**Objective**
Using the records provided below, locate and copy each line that contains the word "günstigster".

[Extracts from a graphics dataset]
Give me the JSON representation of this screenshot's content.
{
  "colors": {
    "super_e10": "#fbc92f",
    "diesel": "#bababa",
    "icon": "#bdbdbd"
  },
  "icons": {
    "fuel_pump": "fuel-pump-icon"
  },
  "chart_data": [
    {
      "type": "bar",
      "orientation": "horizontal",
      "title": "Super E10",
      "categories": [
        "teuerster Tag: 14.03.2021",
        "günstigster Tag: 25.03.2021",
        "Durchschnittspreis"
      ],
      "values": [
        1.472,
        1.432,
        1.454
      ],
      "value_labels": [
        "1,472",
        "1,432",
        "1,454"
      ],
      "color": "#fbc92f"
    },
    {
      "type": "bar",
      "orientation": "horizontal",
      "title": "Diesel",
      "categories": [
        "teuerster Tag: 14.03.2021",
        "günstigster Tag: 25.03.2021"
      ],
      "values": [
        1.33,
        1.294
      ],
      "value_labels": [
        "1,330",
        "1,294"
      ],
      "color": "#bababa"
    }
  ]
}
* * *
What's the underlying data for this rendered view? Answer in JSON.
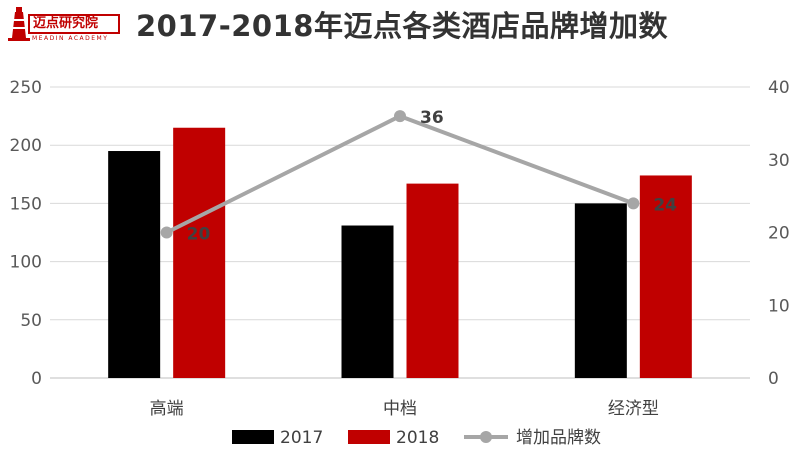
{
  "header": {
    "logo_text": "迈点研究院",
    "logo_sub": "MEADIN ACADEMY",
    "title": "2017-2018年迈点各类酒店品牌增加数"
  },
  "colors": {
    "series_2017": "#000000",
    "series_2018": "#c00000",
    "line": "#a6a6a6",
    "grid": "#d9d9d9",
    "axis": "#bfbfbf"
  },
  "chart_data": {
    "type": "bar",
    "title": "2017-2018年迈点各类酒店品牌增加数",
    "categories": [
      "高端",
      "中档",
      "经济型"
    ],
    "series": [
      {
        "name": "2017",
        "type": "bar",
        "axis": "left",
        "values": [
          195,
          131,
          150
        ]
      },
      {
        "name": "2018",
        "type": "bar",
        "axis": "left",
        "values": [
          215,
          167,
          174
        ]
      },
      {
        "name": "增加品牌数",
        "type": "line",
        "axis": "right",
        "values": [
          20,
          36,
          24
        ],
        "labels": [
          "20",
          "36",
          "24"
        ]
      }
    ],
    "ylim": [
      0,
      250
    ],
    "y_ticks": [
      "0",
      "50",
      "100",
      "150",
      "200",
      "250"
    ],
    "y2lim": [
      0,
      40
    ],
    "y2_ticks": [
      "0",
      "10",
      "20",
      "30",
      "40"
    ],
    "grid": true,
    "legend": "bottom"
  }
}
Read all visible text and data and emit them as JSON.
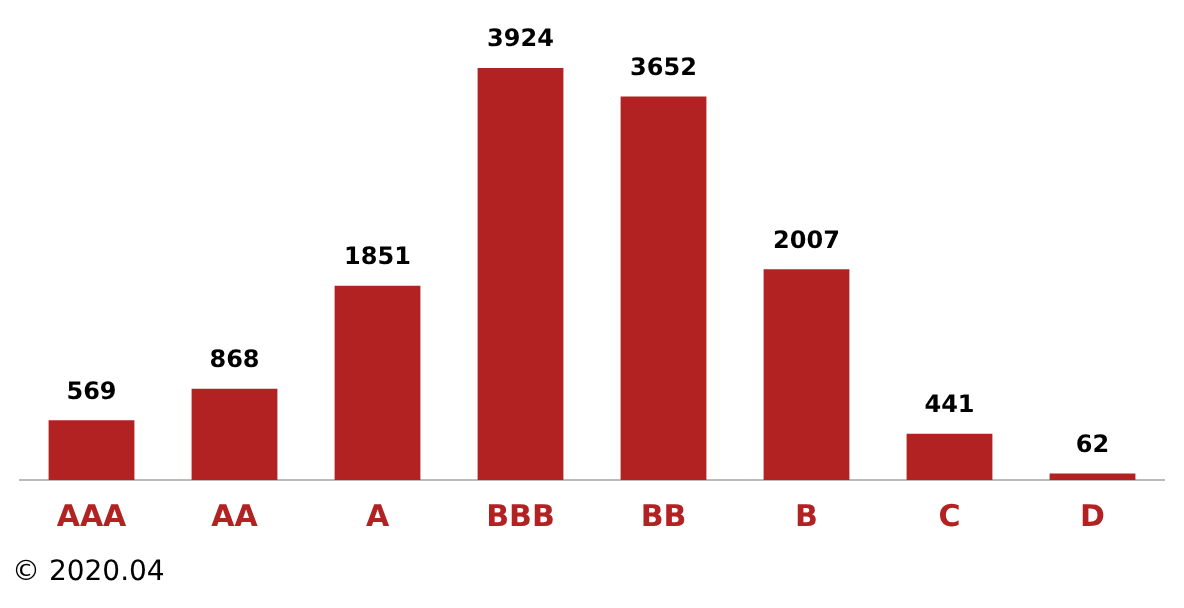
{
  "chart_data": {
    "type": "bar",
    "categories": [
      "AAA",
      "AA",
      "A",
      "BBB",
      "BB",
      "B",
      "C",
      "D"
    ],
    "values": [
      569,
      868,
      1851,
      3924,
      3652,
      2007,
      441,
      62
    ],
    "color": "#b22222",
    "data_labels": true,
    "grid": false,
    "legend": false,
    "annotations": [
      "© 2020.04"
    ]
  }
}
---
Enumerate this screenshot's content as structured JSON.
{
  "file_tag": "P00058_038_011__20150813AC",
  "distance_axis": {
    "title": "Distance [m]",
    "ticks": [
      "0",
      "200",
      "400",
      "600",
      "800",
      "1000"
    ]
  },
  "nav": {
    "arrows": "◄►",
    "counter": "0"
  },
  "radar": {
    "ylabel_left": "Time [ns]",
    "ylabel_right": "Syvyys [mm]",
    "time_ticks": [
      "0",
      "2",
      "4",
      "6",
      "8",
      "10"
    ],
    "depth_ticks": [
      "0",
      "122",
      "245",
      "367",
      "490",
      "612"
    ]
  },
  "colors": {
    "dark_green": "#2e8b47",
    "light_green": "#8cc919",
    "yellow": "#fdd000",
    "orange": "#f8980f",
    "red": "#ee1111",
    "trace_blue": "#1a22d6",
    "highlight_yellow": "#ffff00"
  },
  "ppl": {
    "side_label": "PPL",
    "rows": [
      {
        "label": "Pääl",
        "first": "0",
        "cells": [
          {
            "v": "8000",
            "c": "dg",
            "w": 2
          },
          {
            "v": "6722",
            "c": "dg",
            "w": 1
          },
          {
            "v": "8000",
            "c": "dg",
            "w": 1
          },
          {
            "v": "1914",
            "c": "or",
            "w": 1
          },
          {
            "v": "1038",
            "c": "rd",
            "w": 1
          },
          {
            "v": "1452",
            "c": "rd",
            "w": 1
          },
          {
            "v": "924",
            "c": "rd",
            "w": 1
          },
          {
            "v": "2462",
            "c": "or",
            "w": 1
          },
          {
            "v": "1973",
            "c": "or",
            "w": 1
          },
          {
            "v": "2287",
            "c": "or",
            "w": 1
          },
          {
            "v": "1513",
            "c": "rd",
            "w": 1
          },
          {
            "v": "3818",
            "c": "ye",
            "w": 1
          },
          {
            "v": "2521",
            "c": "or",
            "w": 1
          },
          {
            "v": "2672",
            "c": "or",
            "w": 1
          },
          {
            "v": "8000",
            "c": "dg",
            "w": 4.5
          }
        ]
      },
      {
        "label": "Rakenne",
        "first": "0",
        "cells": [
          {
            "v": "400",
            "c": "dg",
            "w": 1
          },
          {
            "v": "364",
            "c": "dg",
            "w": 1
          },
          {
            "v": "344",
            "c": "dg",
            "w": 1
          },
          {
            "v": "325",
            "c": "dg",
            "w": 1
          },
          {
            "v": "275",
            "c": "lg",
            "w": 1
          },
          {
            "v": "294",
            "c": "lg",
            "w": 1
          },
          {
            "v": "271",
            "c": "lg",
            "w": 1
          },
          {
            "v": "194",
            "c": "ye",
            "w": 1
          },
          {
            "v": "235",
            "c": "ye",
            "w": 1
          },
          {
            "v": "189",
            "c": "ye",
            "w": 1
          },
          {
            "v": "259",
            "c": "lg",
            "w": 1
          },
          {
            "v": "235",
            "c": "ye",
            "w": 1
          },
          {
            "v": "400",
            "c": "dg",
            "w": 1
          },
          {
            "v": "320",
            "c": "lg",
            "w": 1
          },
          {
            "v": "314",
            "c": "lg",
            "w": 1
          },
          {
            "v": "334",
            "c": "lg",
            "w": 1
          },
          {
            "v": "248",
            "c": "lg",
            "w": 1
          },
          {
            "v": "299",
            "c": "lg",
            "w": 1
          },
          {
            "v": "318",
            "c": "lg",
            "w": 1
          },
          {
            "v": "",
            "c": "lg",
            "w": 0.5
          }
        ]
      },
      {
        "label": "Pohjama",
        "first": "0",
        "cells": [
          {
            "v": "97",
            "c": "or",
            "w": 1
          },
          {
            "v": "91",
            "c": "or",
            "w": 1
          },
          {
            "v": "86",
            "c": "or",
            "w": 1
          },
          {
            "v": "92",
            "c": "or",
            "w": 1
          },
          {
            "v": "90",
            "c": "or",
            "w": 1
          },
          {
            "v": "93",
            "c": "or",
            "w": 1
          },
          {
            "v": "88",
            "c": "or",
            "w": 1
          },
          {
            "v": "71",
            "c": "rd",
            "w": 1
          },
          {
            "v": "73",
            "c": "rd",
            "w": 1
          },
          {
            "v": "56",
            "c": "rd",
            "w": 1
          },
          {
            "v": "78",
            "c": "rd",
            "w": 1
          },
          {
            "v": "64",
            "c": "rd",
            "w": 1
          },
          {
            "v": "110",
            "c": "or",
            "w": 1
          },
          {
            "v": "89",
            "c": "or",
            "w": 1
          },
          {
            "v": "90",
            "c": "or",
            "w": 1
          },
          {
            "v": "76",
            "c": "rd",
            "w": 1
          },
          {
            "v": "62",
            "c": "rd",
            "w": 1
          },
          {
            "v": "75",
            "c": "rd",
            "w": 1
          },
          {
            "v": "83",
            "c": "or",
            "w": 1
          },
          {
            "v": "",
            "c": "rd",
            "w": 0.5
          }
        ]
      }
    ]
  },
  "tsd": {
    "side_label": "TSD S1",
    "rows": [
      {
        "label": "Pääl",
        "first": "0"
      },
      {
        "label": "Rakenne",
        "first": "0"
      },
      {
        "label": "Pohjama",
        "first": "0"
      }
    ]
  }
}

**Answer to the task**
        "günstigster Tag: 25.03.2021",
        "günstigster Tag: 25.03.2021"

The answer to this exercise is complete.